• STATED GOAL: Rewrite the lines of the data as a numbered list, starting from the line with "svg-text:7,05: 7,05 xyxy=(361,478,420,525)" up to and including the line with "List every element", and leave out any blank lines.

(Element placement data)
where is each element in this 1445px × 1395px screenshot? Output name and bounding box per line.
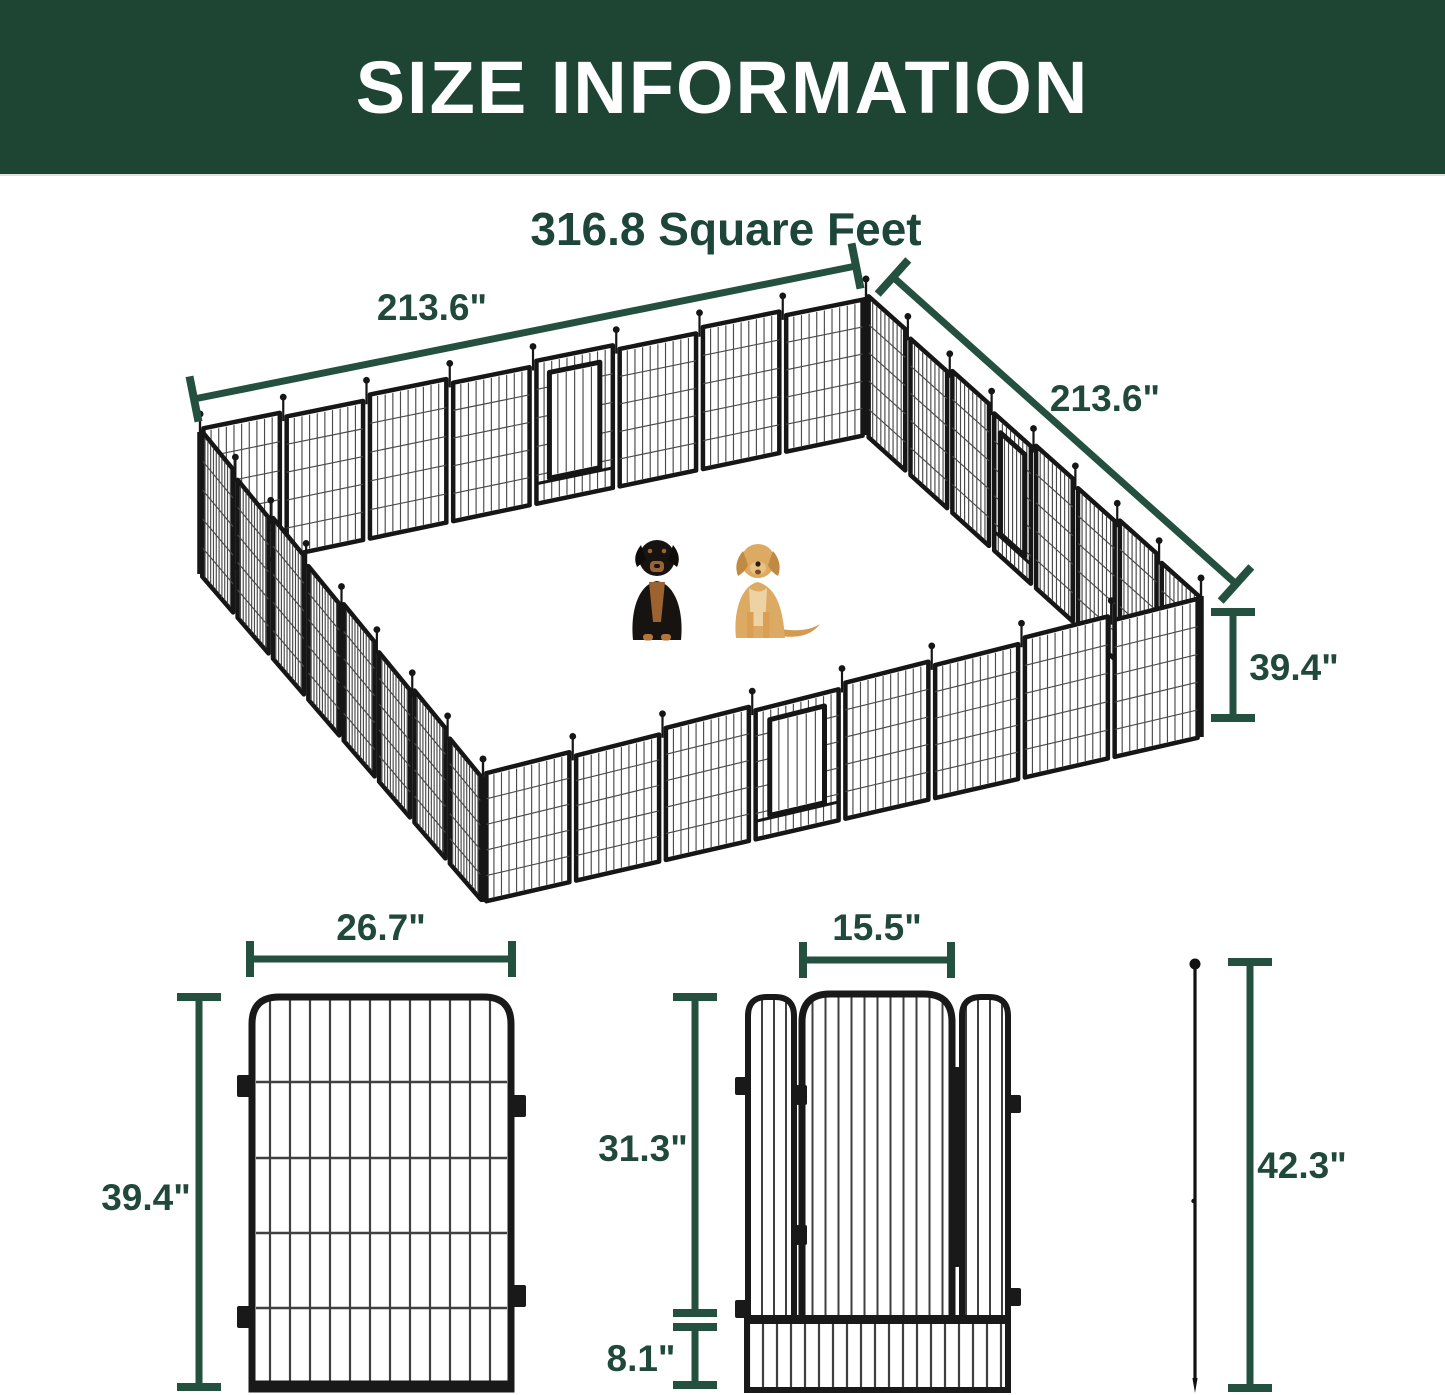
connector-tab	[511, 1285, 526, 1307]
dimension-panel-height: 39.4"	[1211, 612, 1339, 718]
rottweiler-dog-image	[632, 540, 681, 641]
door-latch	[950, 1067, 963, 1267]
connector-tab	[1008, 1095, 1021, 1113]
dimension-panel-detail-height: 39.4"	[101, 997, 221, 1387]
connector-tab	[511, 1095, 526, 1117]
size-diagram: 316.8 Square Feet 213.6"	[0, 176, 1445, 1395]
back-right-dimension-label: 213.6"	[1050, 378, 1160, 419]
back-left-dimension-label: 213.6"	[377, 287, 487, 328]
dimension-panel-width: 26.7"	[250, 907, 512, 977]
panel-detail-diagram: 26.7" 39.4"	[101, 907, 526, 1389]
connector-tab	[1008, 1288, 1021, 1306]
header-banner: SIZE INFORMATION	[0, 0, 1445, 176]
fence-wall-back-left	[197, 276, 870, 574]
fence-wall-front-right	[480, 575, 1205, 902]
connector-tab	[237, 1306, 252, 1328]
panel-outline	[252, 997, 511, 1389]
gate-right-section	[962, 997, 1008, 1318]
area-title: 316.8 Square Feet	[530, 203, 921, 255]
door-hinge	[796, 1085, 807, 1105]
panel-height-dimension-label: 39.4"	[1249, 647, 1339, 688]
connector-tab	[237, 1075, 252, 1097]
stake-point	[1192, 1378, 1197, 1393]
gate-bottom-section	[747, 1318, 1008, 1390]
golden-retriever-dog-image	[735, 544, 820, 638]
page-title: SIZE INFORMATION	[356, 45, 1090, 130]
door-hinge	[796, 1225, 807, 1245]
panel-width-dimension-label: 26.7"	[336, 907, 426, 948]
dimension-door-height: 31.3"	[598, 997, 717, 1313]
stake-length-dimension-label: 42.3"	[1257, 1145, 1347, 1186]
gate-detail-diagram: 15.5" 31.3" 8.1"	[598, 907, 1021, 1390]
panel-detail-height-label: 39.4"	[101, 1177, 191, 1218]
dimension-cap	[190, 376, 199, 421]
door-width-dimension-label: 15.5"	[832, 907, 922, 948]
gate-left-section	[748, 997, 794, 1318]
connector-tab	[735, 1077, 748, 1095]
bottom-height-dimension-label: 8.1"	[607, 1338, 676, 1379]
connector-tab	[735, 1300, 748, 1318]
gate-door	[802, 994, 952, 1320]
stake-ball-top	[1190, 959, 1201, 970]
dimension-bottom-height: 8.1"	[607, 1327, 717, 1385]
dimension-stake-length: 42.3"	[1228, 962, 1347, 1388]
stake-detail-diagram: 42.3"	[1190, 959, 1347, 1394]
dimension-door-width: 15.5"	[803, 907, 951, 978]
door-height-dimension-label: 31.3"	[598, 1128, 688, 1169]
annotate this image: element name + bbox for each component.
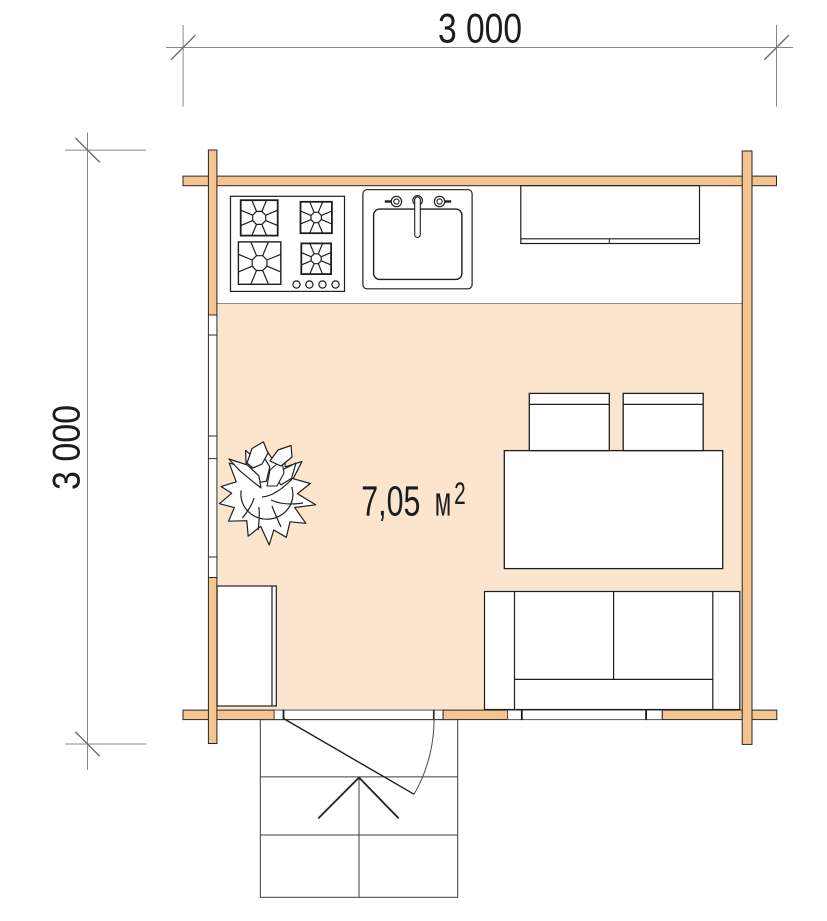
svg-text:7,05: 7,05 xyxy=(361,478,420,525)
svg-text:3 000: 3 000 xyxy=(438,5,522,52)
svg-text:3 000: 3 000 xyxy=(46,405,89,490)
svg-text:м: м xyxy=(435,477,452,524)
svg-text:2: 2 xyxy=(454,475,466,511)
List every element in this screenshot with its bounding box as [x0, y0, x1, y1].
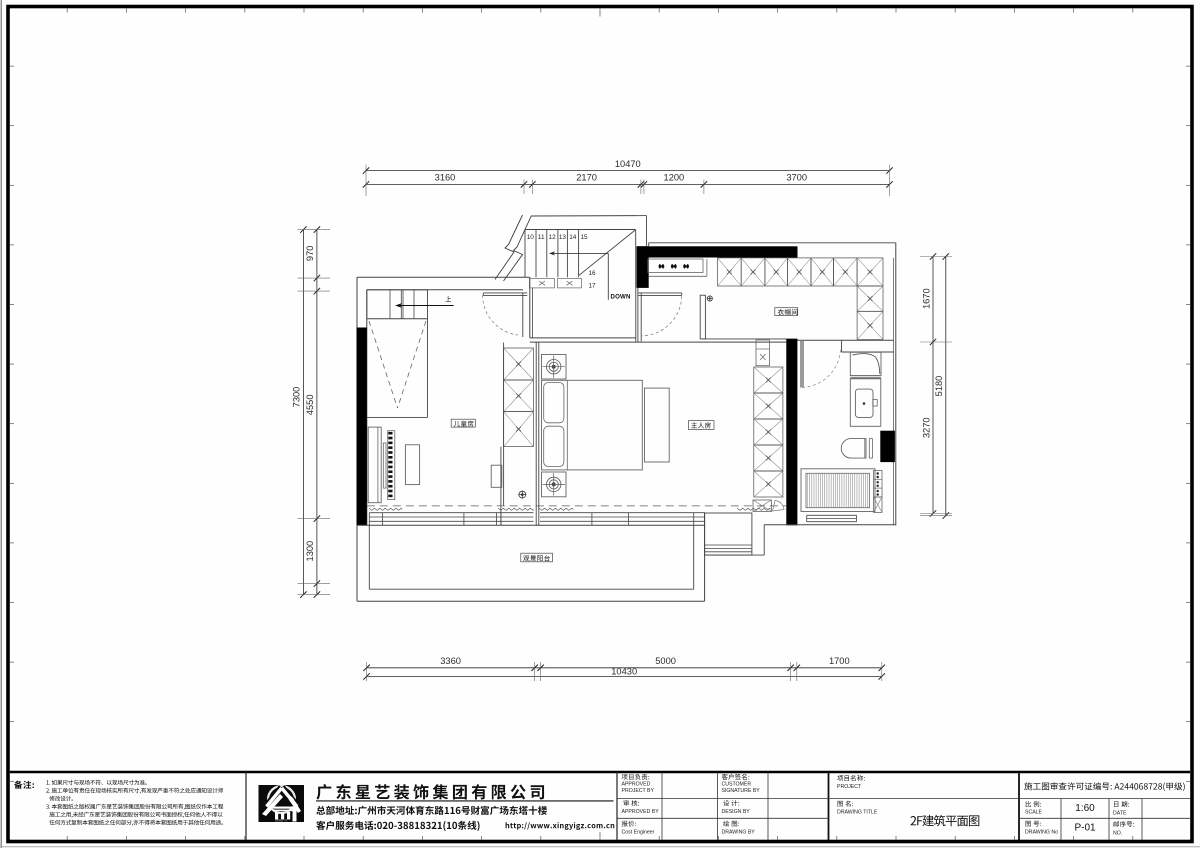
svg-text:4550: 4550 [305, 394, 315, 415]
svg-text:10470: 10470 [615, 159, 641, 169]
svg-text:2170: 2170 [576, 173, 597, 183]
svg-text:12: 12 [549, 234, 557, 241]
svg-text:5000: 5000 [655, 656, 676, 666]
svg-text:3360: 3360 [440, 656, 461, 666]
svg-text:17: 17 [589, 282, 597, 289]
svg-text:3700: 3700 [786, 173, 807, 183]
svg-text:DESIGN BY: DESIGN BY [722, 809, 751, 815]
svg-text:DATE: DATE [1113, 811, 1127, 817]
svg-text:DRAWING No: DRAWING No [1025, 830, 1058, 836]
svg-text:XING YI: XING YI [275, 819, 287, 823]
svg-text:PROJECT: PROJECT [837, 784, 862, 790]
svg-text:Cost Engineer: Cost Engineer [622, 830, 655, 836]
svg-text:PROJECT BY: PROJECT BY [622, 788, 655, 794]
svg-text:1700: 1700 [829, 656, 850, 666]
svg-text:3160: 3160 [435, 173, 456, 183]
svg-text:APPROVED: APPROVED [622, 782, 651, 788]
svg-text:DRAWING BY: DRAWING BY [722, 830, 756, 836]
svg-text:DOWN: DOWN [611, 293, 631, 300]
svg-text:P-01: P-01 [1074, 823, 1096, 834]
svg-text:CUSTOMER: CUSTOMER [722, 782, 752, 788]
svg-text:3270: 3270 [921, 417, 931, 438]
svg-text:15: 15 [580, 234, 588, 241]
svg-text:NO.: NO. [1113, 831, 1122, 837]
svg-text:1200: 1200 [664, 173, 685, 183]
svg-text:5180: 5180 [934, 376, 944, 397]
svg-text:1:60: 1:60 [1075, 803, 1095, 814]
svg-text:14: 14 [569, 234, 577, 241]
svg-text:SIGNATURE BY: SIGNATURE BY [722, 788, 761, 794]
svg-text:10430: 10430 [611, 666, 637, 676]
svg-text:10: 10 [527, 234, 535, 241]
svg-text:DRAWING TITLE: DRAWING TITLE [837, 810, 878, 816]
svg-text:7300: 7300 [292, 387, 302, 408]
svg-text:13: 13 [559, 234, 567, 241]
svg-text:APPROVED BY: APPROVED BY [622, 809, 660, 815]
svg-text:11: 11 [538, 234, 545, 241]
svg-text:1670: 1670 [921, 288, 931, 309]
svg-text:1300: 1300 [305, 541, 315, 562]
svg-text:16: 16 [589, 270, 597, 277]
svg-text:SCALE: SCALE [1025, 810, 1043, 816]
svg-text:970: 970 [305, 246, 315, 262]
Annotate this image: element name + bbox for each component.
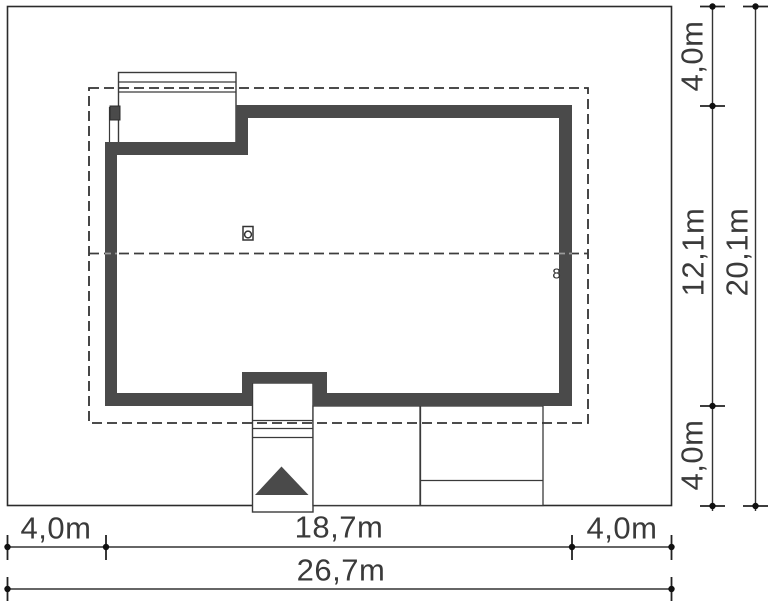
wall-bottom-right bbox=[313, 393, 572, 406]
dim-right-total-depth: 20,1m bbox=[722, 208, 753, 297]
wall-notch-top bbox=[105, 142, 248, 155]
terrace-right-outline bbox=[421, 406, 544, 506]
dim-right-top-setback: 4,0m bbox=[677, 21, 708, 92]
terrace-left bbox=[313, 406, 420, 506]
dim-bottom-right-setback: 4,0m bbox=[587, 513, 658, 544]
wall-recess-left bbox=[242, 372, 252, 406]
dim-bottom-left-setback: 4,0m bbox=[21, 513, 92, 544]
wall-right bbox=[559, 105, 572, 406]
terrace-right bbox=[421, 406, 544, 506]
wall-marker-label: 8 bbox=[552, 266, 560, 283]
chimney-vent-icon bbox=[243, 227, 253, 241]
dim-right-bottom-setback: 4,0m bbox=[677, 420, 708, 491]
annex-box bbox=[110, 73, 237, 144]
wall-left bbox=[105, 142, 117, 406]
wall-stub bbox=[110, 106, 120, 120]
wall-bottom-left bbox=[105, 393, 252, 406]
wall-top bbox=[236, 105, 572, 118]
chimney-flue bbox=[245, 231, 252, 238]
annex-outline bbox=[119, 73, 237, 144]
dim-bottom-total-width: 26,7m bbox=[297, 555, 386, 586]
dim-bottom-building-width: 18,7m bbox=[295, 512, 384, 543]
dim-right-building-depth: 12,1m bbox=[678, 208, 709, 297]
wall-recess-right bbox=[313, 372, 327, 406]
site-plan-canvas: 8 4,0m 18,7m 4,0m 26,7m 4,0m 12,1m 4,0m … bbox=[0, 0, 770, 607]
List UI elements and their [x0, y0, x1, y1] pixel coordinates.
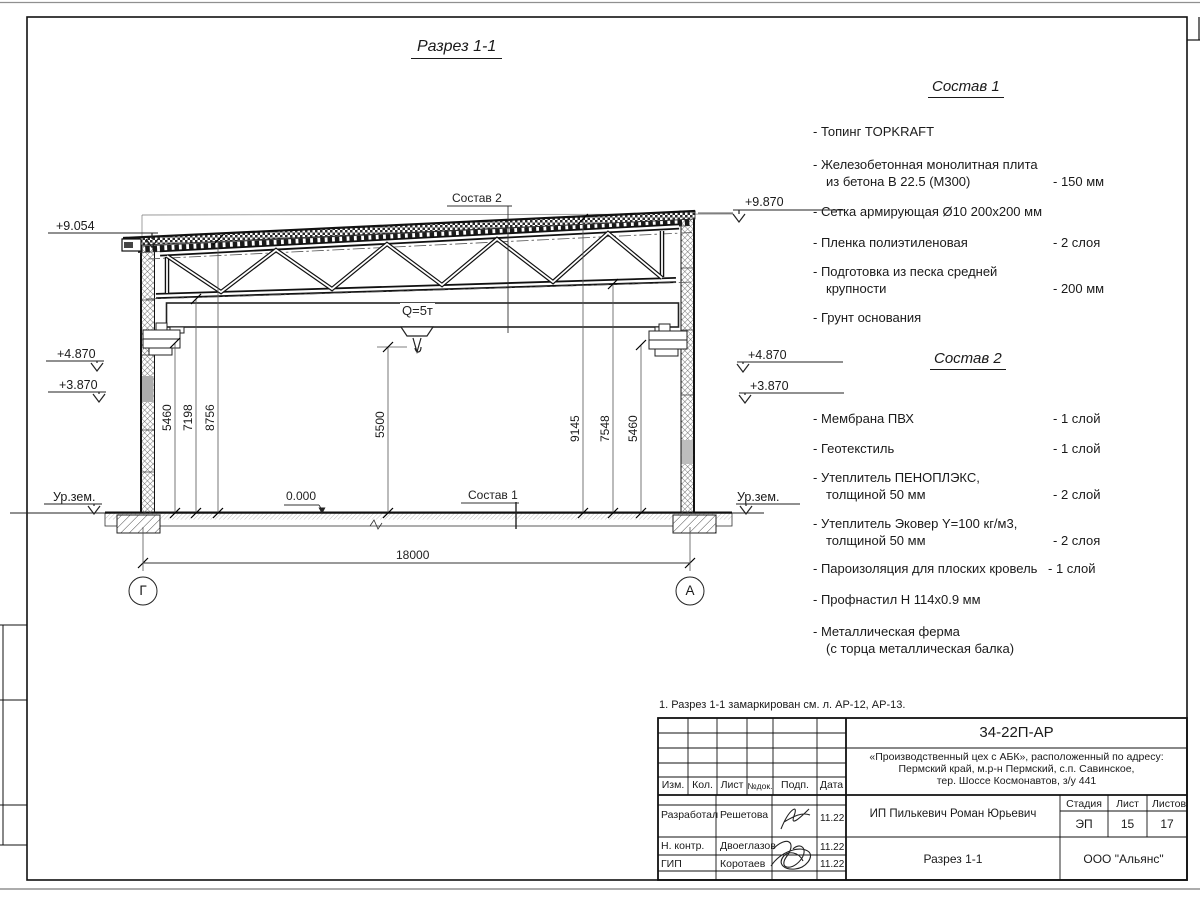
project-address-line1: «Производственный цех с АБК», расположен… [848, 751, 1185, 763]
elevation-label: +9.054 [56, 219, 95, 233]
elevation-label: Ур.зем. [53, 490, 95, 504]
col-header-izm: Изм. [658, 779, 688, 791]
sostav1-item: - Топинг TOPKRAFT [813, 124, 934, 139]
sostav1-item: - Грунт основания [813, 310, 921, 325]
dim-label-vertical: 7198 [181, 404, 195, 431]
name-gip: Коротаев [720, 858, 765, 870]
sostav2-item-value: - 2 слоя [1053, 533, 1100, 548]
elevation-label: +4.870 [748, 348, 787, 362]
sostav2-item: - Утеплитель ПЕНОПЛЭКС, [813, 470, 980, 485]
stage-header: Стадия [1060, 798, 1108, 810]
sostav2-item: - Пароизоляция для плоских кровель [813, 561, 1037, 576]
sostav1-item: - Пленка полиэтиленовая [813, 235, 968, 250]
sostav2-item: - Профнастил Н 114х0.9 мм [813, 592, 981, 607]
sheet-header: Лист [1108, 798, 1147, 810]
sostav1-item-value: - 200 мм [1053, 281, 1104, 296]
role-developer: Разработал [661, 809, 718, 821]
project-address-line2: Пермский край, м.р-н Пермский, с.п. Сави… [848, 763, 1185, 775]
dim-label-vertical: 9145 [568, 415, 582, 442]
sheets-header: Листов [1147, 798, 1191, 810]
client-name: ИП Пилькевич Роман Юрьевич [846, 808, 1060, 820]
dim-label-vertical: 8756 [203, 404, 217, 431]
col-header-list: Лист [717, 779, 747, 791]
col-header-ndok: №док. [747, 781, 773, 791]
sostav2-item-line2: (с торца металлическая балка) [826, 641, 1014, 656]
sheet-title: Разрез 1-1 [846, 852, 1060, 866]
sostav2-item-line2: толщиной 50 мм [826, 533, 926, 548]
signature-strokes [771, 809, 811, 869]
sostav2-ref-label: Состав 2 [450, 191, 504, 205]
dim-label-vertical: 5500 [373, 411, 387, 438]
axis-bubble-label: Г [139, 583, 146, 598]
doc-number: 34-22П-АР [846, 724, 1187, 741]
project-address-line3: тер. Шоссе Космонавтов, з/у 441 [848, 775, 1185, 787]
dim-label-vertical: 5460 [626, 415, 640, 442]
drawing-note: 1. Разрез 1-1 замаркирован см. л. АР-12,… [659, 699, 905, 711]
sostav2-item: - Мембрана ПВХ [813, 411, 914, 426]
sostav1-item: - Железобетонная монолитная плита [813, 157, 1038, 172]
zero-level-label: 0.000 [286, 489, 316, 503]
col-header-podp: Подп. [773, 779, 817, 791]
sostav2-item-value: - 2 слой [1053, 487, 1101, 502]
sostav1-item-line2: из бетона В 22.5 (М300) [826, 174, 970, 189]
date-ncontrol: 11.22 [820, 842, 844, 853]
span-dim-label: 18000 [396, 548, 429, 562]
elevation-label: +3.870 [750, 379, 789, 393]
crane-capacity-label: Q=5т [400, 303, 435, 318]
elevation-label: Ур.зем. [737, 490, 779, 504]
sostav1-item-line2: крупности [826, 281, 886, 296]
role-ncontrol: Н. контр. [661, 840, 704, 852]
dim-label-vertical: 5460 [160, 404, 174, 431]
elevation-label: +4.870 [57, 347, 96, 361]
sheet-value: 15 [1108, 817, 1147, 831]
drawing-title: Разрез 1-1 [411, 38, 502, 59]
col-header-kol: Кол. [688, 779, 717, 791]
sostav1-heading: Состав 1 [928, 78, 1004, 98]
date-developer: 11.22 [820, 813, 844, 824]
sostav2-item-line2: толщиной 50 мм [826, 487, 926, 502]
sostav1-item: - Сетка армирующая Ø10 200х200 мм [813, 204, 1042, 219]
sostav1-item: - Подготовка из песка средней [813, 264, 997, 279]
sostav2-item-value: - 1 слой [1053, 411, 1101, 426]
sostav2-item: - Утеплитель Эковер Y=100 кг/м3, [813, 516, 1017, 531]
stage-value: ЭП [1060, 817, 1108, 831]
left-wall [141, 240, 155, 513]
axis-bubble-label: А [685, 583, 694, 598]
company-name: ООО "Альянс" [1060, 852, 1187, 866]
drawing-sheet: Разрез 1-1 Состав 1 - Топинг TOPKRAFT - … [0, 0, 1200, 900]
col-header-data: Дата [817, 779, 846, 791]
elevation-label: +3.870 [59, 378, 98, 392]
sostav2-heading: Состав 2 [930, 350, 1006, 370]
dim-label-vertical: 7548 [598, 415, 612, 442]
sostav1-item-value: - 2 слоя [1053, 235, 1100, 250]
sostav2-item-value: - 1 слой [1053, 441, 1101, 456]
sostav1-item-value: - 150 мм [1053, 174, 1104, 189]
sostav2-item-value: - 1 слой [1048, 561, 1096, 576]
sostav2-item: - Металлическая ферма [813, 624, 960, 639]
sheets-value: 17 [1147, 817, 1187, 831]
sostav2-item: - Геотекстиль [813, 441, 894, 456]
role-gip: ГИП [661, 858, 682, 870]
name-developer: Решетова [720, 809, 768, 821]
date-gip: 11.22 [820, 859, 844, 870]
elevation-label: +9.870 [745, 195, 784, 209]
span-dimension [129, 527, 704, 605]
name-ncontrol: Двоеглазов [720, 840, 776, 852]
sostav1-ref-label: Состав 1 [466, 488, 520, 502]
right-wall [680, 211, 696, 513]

• SOLUTION:
1. svg-text:7,05: 7,05 xyxy=(361,478,420,525)
2. svg-text:3 000: 3 000 xyxy=(438,5,522,52)
3. svg-text:3 000: 3 000 xyxy=(46,405,89,490)
4. svg-text:м: м xyxy=(435,477,452,524)
5. svg-text:2: 2 xyxy=(454,475,466,511)
6. List every element in this screenshot with its bounding box as [x0, y0, x1, y1].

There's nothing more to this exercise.